_OBJECTIVE_. Below are some records. Say in a single number how many of their lines include the word "LGTMs".

_ENTRIES_.
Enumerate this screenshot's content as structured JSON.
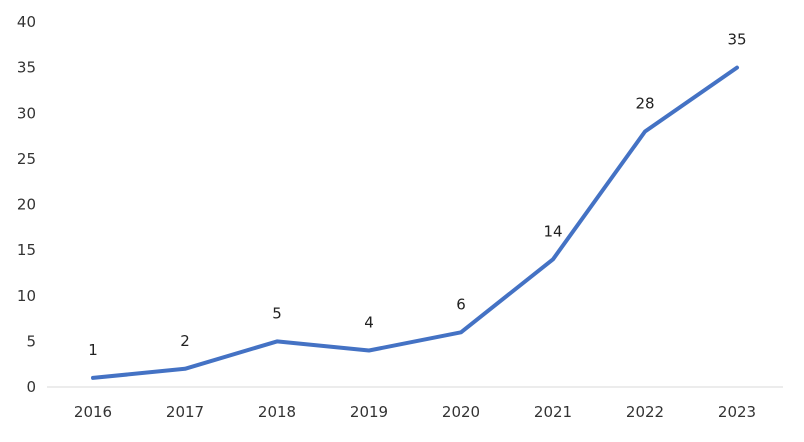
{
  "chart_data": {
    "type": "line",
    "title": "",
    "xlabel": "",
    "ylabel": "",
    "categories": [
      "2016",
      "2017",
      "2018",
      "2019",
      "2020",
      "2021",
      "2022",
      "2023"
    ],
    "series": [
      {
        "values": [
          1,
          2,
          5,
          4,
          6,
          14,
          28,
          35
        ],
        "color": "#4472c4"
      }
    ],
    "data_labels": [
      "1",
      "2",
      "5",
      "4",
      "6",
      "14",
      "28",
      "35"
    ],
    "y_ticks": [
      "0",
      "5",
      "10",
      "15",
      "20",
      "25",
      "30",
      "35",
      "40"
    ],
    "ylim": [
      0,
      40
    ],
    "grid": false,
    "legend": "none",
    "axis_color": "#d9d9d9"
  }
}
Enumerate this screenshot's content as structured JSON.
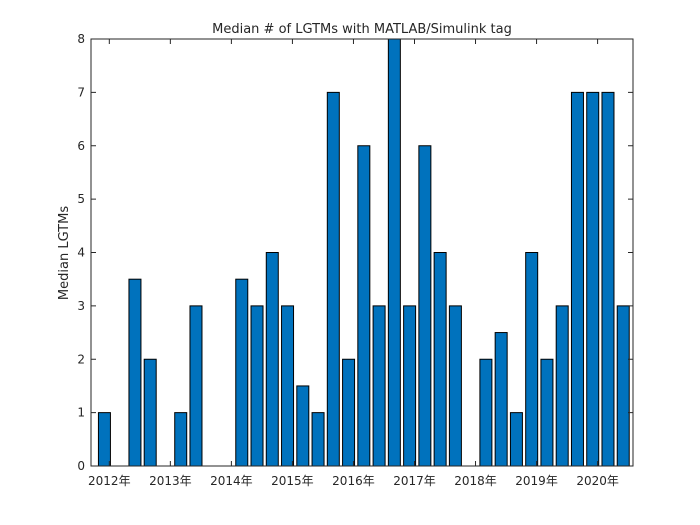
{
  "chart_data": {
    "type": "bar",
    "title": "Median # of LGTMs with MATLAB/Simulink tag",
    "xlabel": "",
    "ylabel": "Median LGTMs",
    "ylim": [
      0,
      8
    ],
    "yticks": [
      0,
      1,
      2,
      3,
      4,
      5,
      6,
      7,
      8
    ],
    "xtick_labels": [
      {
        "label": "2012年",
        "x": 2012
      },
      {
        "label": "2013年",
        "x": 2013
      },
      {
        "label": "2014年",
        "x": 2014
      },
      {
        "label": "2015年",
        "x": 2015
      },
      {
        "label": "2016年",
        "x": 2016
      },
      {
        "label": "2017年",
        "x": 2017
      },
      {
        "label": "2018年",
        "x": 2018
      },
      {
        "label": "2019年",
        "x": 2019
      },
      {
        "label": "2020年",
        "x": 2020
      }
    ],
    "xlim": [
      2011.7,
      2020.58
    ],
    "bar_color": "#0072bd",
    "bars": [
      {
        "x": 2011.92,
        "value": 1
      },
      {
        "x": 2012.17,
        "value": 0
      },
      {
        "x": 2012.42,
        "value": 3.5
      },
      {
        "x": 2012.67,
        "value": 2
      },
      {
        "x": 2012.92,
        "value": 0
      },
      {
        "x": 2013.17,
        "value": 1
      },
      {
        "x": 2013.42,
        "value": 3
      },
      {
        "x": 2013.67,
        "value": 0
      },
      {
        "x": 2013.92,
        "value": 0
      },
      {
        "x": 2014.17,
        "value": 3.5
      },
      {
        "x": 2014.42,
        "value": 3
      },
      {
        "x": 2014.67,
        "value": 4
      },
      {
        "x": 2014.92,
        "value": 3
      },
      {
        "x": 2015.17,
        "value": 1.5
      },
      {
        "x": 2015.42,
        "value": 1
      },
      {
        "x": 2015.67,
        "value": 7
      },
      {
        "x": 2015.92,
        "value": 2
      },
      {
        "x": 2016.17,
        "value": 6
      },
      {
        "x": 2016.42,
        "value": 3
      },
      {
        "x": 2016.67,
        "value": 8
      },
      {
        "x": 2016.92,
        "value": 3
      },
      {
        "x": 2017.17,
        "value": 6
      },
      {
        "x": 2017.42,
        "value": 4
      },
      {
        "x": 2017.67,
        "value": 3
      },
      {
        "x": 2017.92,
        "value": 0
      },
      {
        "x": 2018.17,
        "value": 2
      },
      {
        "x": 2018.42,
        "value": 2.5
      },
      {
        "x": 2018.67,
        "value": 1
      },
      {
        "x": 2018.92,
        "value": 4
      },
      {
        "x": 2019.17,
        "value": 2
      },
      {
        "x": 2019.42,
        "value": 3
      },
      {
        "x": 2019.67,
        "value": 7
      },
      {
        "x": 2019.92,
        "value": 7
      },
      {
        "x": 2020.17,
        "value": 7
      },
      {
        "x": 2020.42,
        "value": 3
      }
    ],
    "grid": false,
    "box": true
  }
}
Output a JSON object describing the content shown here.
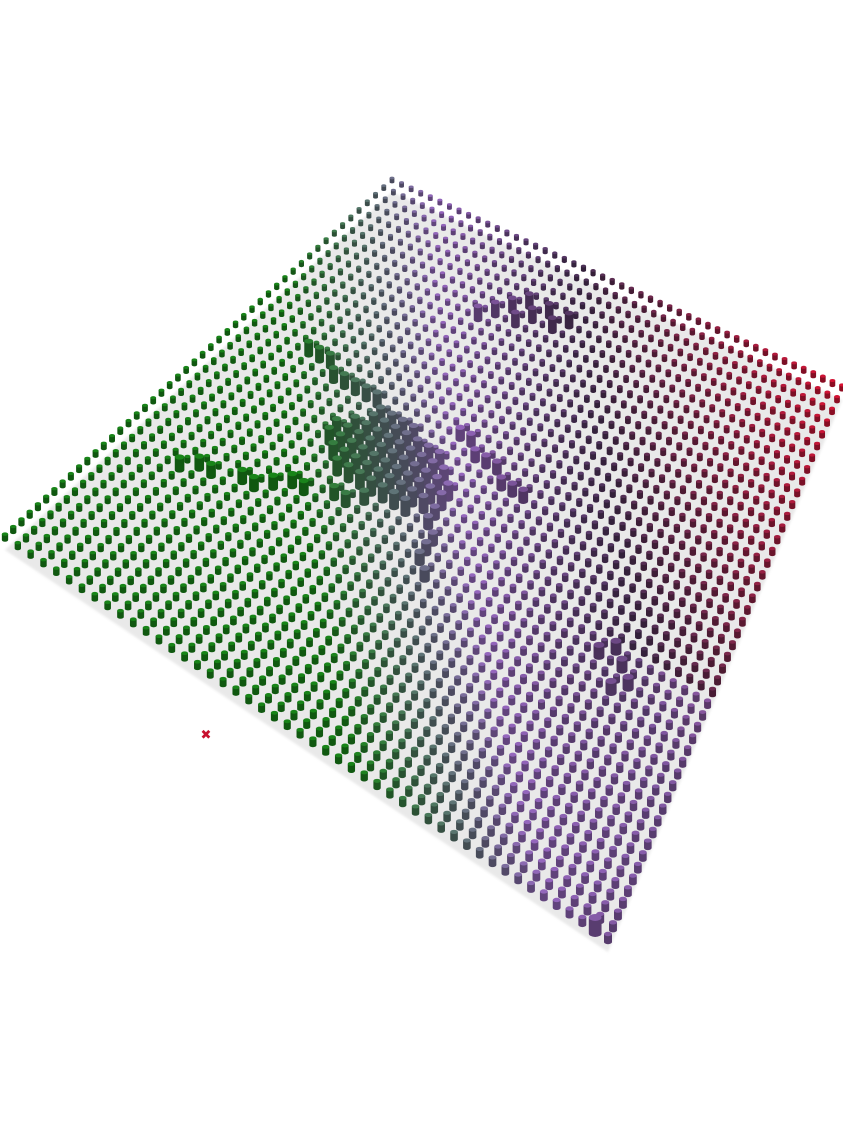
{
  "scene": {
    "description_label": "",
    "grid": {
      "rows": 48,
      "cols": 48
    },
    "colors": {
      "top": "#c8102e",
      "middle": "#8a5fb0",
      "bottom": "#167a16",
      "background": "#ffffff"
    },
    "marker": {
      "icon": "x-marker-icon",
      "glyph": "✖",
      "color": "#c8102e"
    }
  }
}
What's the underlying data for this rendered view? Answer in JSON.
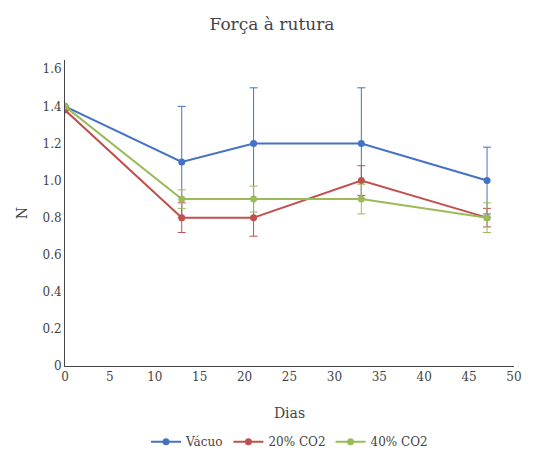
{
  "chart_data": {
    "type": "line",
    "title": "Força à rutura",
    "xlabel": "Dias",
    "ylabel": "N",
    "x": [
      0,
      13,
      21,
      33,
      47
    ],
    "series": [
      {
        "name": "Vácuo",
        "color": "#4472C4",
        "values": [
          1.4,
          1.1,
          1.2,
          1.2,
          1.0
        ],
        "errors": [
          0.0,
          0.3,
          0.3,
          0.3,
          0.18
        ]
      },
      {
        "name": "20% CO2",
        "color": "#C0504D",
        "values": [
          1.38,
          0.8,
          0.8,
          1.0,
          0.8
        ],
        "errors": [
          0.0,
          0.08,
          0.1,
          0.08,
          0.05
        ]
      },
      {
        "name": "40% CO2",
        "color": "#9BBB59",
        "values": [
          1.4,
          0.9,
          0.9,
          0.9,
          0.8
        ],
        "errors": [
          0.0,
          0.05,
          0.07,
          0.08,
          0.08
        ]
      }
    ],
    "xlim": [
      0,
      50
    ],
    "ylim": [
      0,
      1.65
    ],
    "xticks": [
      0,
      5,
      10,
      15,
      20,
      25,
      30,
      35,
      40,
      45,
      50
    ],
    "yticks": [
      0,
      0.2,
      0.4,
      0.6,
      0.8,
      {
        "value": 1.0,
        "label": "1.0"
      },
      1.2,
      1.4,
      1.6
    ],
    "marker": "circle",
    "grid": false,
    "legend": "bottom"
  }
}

_TASK ANSWER_. 2